-- start of TASK INPUT --
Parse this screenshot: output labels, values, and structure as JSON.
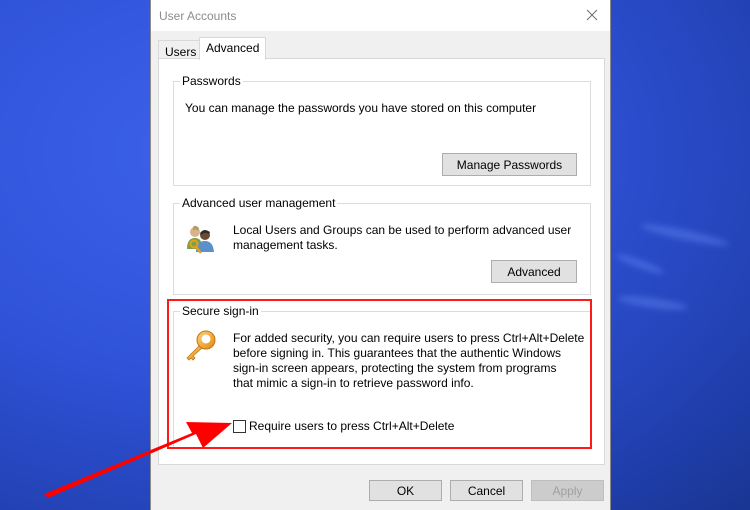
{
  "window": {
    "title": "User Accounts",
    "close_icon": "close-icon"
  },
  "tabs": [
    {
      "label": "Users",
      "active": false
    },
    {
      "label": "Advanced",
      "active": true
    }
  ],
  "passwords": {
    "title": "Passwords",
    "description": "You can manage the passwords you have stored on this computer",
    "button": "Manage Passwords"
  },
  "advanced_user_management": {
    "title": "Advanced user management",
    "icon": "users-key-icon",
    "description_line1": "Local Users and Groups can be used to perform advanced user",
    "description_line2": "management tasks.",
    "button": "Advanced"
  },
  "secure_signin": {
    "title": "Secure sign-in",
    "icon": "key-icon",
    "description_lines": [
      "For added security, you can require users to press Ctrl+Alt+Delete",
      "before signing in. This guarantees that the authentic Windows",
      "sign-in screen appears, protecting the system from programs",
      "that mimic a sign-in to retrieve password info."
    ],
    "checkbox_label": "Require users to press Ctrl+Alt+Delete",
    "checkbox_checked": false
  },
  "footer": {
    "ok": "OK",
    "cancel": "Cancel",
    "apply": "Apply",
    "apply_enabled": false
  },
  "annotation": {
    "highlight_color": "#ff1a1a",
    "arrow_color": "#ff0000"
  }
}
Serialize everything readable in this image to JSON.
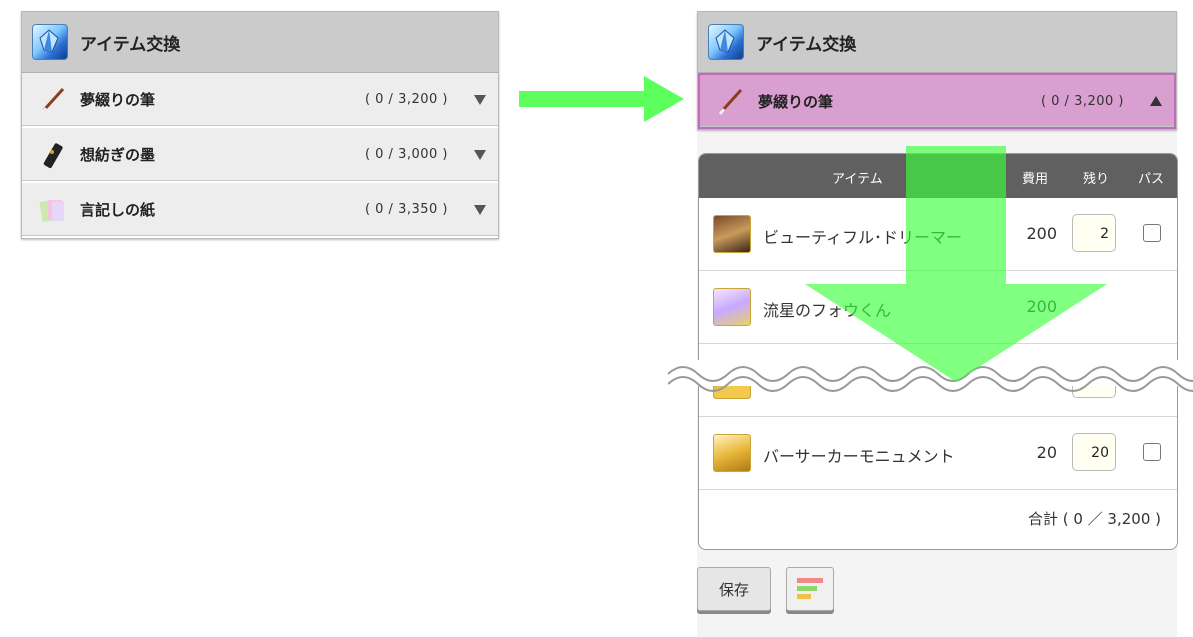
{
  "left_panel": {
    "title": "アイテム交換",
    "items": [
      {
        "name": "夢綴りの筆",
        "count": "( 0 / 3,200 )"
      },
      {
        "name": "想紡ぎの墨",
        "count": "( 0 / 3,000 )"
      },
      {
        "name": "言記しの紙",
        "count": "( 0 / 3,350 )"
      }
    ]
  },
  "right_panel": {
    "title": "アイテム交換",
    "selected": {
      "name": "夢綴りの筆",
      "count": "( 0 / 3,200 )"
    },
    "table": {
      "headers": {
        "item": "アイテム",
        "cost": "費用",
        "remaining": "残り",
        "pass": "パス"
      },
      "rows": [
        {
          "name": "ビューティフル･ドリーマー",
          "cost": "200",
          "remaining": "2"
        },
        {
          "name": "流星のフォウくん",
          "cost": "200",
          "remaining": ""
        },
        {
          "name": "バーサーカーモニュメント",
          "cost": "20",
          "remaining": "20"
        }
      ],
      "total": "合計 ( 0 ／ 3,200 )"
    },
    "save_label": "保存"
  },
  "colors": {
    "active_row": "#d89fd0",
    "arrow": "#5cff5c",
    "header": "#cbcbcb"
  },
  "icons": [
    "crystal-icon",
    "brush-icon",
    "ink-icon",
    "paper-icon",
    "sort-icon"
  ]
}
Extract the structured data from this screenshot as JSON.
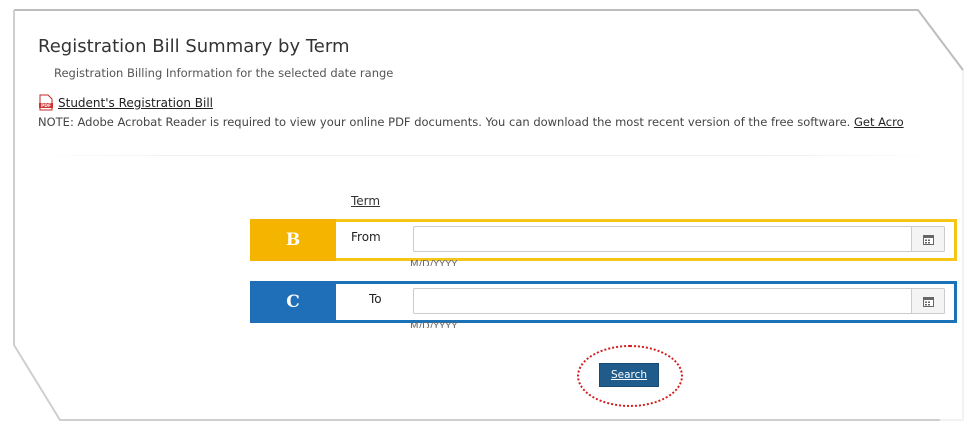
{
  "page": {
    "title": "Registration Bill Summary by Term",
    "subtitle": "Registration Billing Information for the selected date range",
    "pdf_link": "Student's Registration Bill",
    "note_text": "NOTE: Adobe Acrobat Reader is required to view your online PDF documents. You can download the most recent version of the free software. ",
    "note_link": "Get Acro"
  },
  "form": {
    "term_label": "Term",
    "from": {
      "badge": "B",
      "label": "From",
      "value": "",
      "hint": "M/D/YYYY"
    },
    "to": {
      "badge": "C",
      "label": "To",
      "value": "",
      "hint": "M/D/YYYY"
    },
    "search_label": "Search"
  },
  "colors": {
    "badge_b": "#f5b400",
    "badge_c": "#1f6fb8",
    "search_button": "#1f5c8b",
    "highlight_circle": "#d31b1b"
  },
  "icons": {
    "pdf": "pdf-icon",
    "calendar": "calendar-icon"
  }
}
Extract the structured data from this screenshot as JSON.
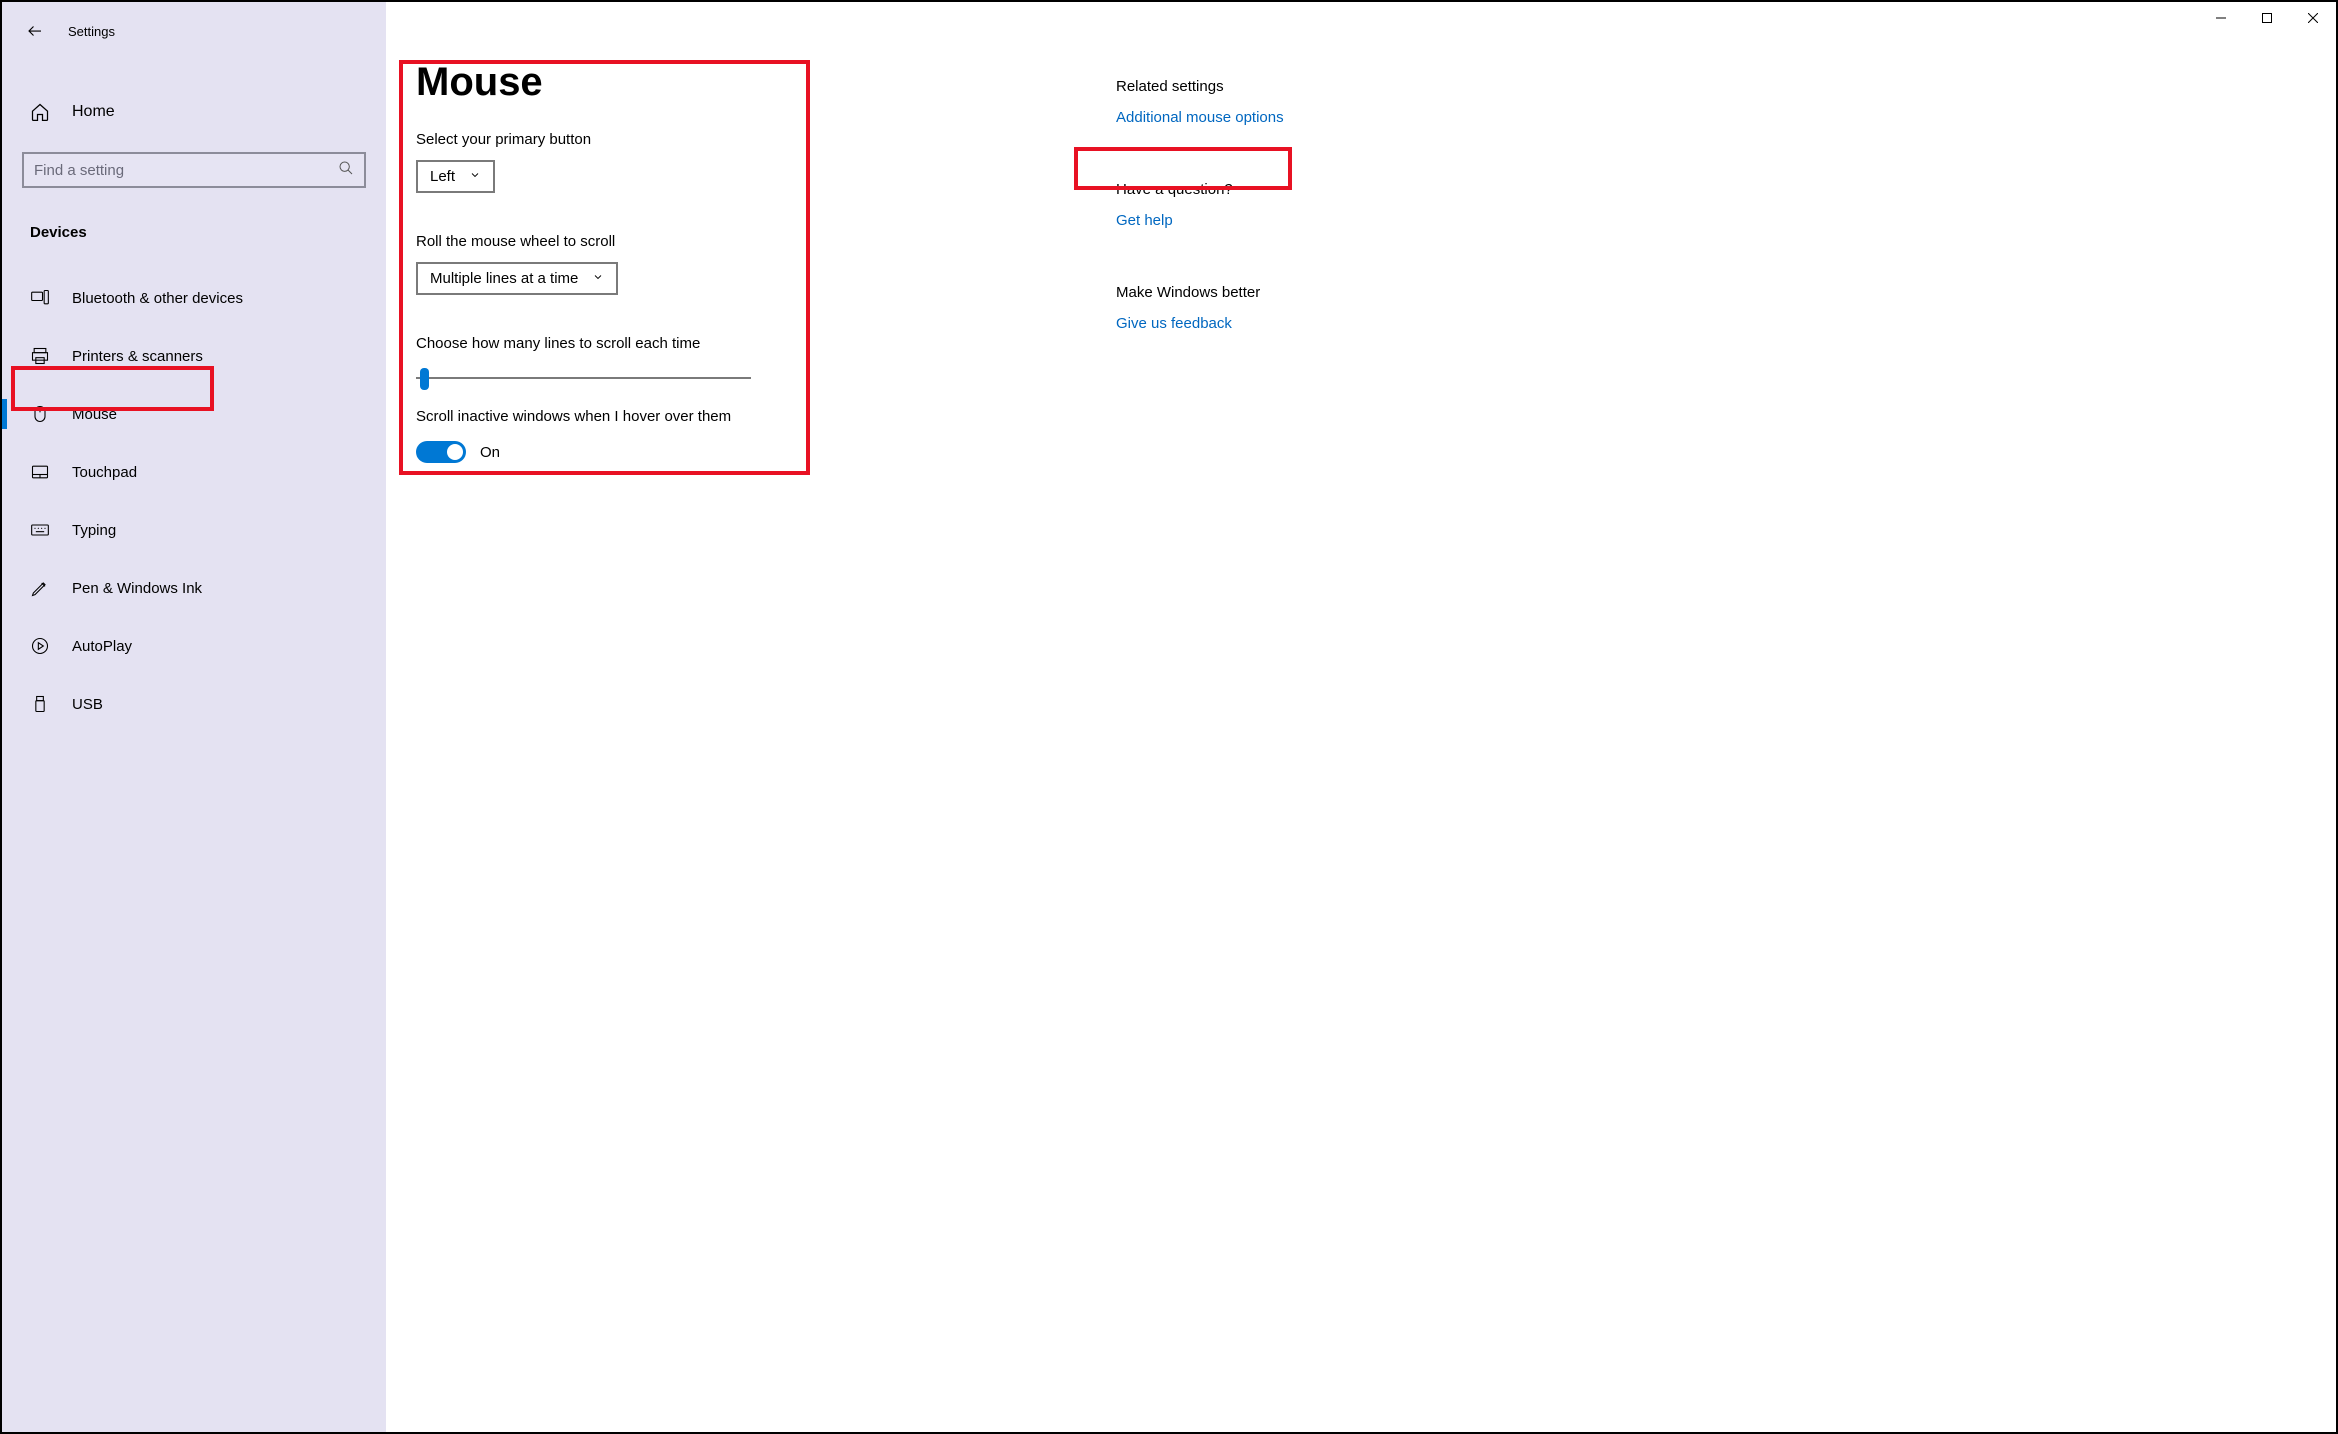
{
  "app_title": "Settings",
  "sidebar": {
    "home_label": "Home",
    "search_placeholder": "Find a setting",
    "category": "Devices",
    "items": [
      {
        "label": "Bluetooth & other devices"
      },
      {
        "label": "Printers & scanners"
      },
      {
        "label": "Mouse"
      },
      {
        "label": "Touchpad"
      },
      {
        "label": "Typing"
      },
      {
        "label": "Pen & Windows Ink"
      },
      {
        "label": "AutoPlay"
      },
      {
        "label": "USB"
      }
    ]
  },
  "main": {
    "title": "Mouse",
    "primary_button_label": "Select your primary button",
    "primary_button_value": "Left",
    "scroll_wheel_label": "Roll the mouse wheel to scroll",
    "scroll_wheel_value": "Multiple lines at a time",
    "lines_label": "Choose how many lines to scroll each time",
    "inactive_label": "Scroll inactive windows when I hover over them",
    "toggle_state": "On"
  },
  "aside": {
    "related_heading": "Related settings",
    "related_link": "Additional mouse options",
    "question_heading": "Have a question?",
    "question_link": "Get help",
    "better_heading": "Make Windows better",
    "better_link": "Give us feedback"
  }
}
-- end of TASK INPUT --
Note how many lines in the material hold the word "Term", and give that number with nothing added.

2